Find all lines in the records that include the word "Presidential", and copy them out.

— start of Entries shown —

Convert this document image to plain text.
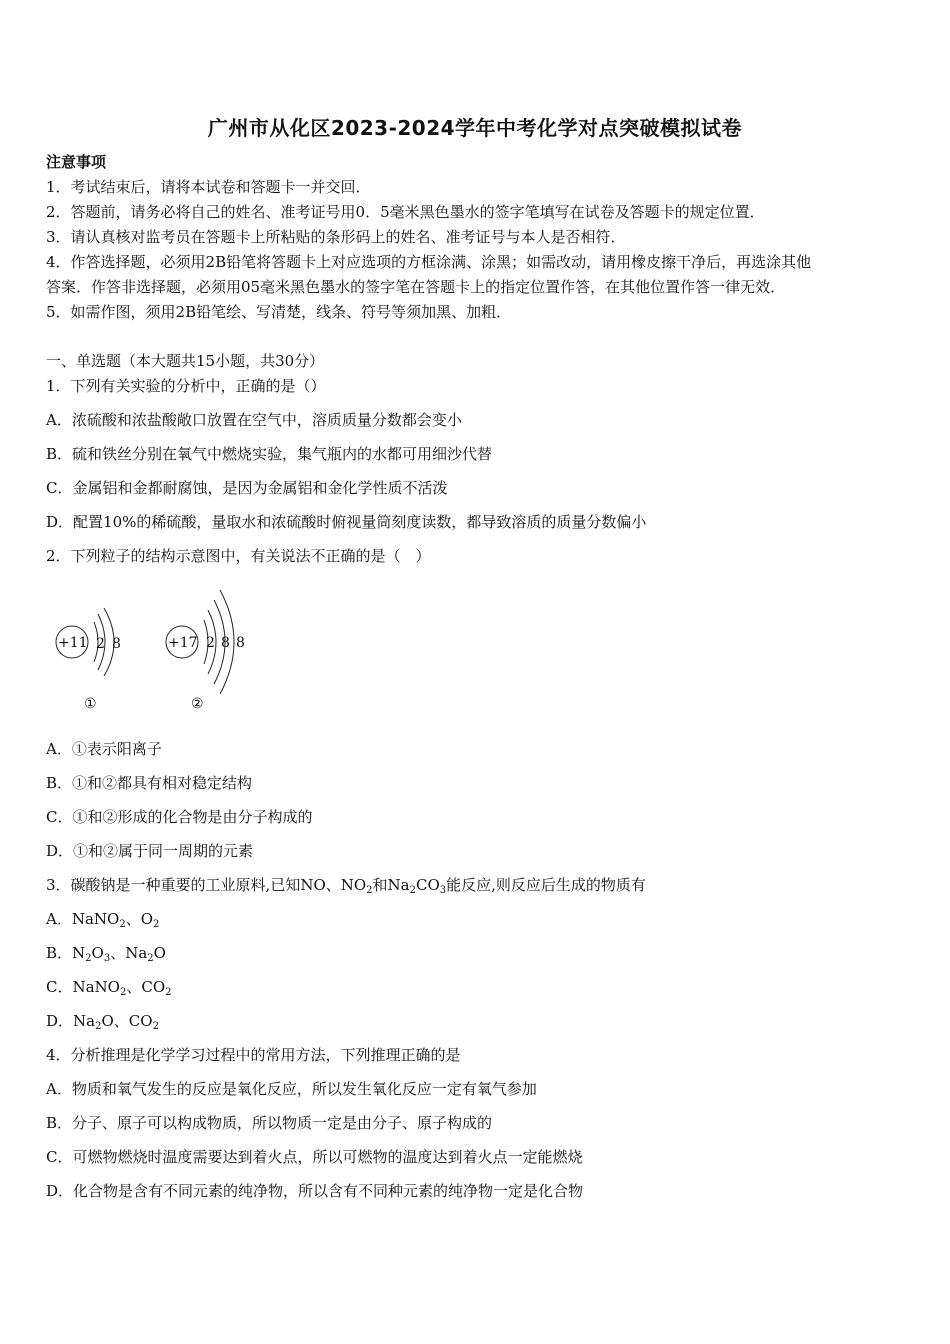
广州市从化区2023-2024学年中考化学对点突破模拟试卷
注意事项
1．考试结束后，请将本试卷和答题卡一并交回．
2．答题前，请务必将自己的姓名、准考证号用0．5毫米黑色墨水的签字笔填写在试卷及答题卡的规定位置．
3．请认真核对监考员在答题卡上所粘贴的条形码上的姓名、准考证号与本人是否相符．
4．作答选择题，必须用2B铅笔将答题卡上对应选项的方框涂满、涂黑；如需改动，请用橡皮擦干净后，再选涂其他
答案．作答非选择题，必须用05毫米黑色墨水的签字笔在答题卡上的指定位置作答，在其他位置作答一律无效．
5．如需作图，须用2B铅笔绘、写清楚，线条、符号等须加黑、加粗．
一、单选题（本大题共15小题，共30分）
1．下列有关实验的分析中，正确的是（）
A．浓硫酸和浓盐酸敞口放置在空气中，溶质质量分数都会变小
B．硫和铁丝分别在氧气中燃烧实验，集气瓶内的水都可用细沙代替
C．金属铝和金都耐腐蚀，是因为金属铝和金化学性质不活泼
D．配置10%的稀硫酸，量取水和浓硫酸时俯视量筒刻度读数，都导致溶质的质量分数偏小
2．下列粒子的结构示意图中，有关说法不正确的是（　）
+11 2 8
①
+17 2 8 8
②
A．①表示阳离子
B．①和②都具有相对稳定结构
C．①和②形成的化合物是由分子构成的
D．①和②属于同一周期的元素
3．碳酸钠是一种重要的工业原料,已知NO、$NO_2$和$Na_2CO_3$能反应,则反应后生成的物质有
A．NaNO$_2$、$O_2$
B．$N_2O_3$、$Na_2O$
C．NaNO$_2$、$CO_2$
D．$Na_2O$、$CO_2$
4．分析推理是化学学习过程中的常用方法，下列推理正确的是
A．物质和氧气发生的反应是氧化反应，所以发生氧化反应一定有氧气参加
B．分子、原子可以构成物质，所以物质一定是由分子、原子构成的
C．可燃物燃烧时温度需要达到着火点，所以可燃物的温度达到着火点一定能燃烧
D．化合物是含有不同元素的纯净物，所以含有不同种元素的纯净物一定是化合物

— end of Entries shown —
— start of Entries shown —

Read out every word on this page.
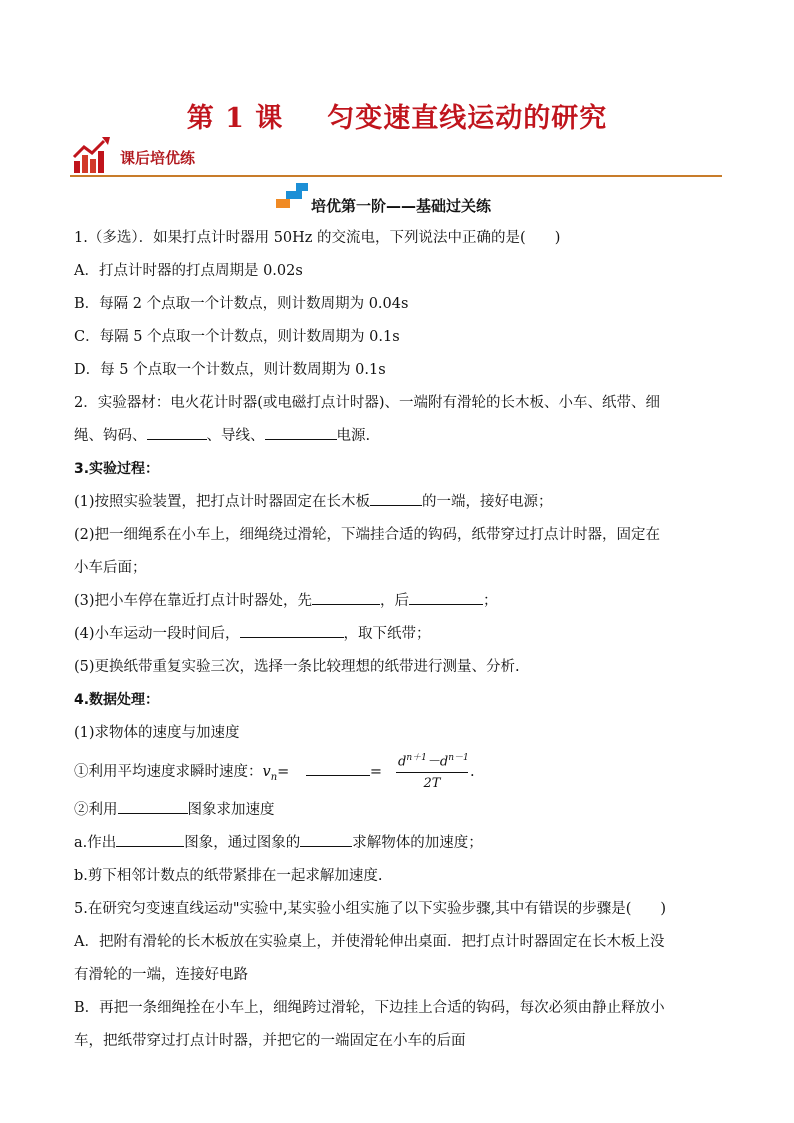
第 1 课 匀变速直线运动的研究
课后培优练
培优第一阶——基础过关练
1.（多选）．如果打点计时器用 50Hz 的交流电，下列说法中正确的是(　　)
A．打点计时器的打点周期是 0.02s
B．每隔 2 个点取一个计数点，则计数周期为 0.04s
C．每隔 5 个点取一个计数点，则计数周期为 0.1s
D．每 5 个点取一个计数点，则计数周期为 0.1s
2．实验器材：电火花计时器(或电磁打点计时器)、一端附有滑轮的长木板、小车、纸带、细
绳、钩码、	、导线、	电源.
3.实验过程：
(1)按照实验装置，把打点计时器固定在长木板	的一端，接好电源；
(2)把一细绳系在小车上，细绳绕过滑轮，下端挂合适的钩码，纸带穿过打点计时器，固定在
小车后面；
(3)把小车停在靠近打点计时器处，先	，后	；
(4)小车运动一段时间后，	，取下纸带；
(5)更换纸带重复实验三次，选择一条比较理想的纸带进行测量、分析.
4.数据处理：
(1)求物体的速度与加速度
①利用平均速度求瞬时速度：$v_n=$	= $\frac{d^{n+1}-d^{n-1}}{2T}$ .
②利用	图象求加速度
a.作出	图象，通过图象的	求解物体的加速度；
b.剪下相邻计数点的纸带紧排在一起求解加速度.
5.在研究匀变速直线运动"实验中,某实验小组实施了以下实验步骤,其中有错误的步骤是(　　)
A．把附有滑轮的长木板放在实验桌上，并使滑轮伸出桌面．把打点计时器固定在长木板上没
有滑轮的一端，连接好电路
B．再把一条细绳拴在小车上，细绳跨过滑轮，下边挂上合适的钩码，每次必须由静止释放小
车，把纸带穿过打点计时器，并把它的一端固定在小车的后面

— end of Entries shown —
— start of Entries shown —

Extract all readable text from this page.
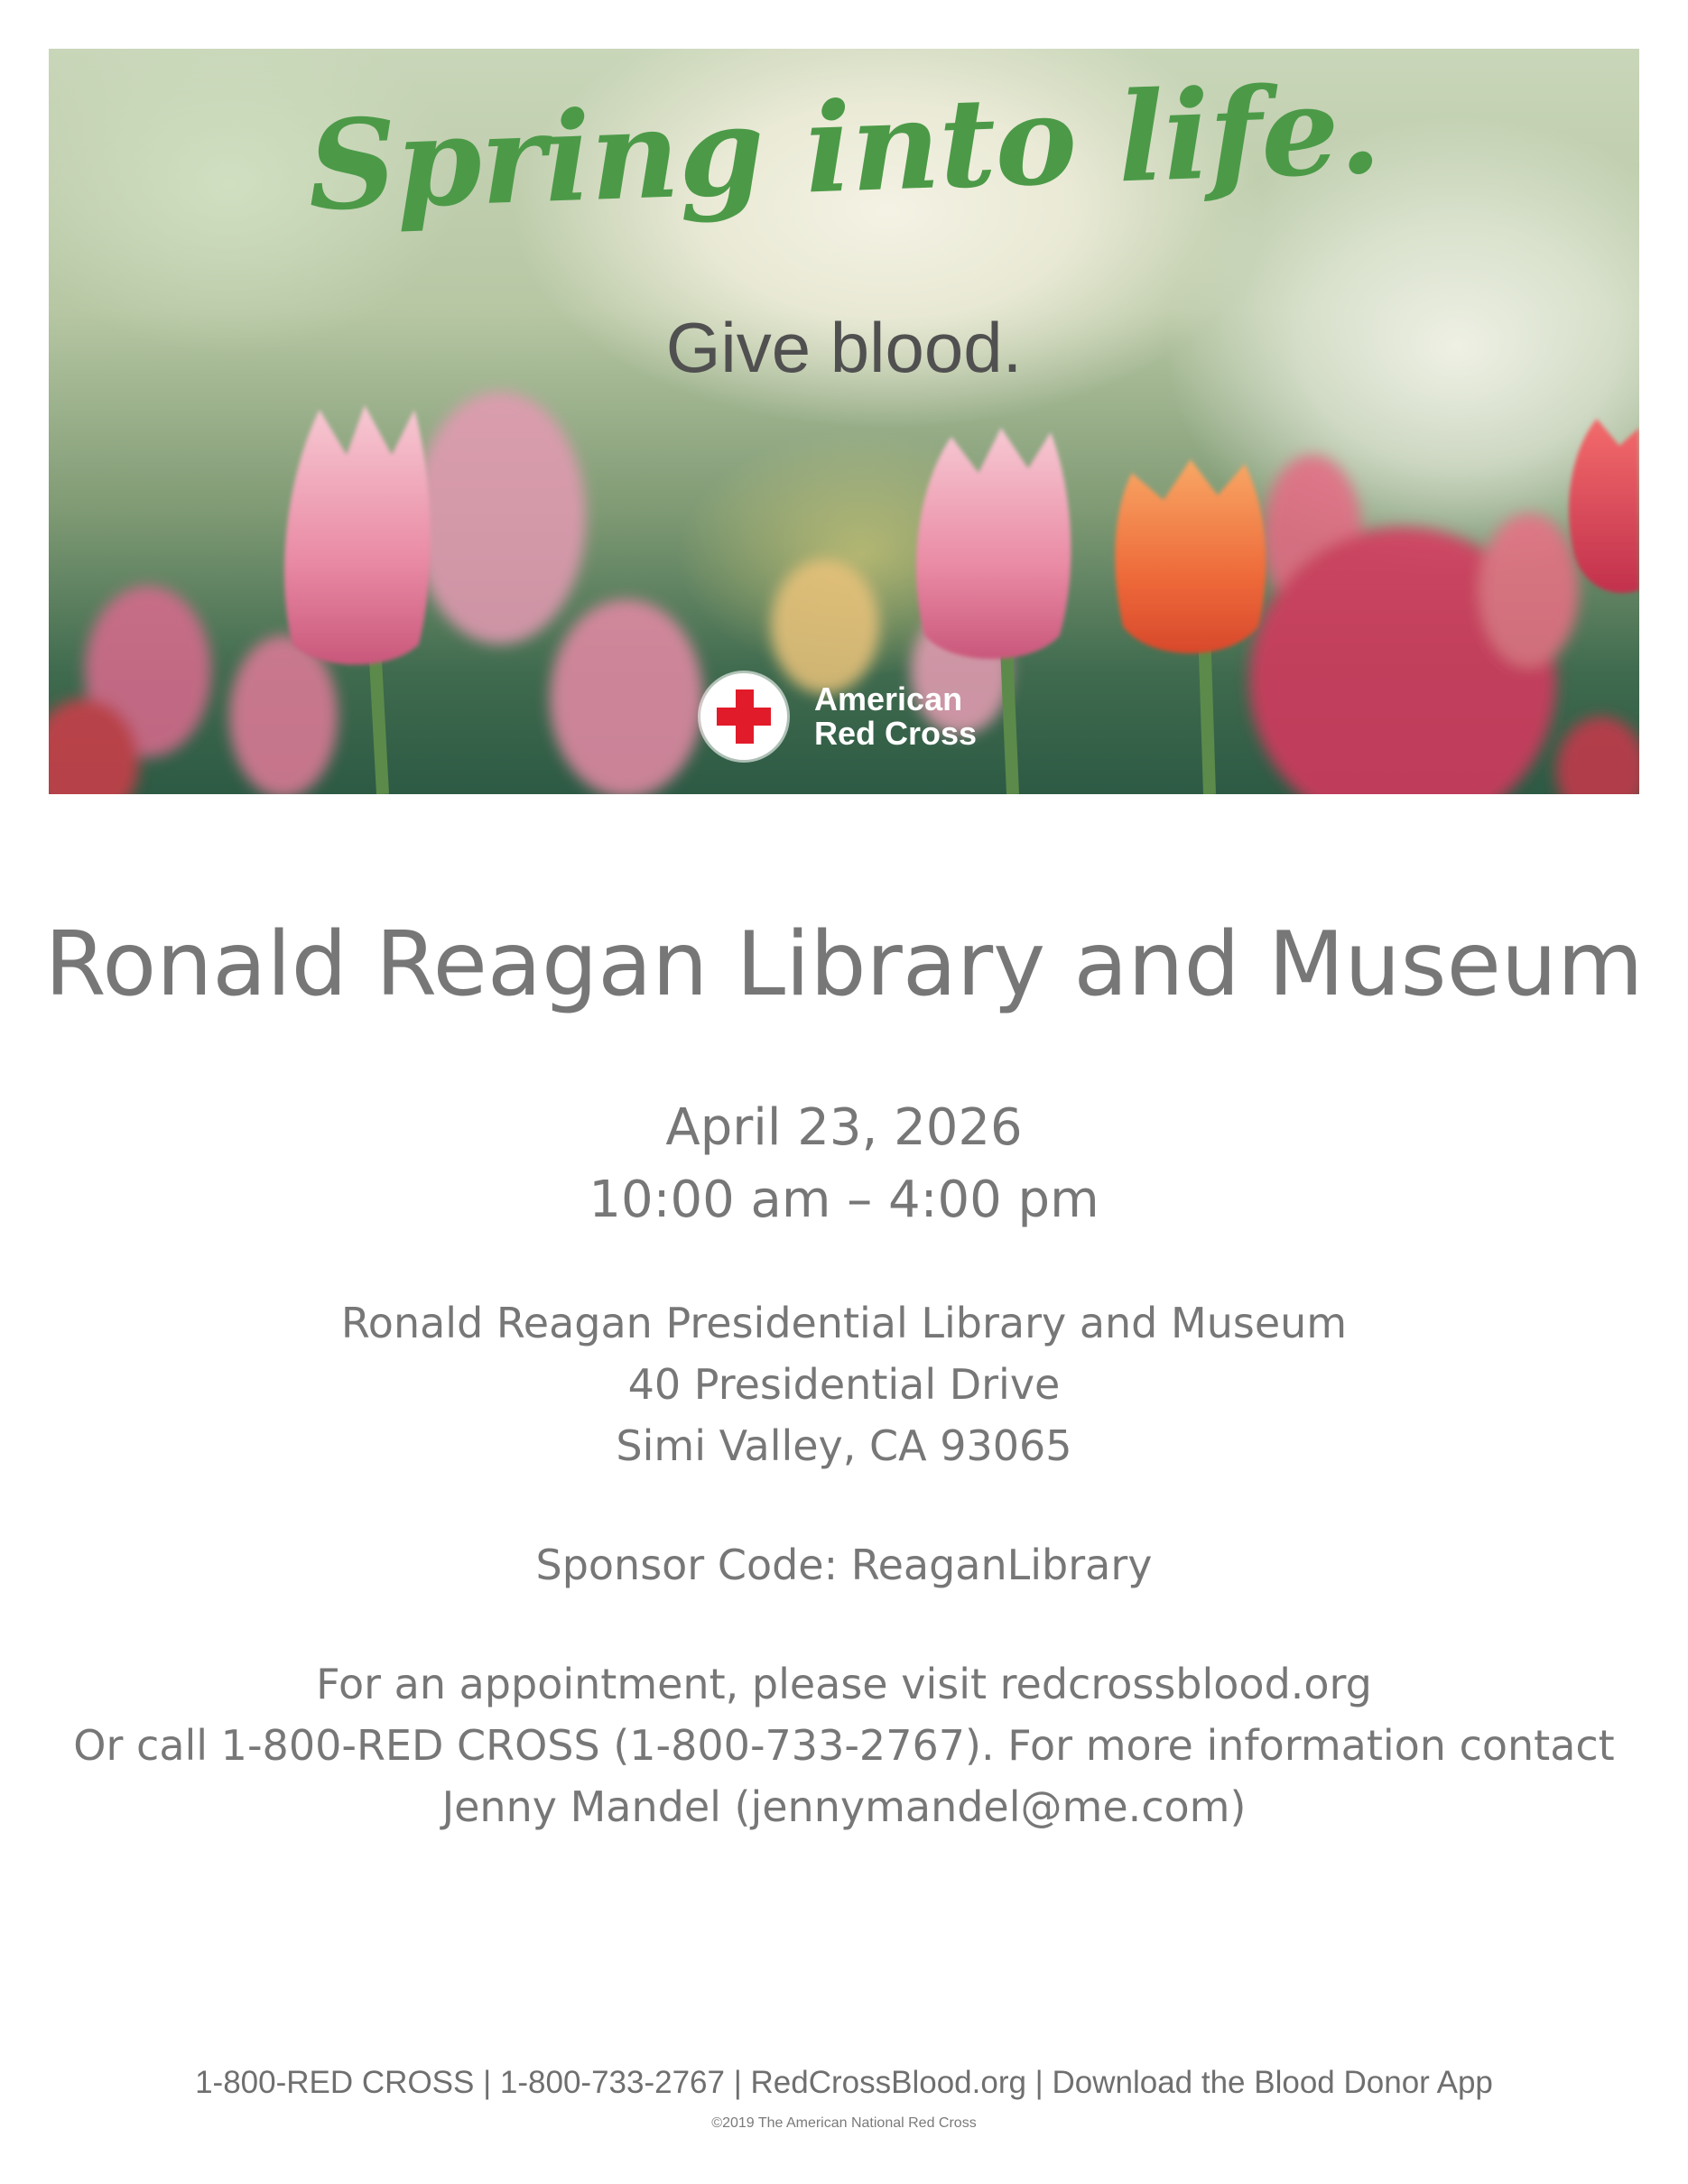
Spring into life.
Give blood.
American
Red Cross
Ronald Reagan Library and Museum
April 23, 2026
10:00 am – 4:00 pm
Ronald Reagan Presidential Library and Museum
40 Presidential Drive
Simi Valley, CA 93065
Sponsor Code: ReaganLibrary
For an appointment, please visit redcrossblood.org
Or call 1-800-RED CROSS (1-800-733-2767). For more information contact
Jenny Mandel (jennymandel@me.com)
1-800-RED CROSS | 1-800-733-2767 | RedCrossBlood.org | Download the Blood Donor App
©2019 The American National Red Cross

— end of Entries shown —

→ Full answer:
Ronald Reagan Presidential Library and Museum
40 Presidential Drive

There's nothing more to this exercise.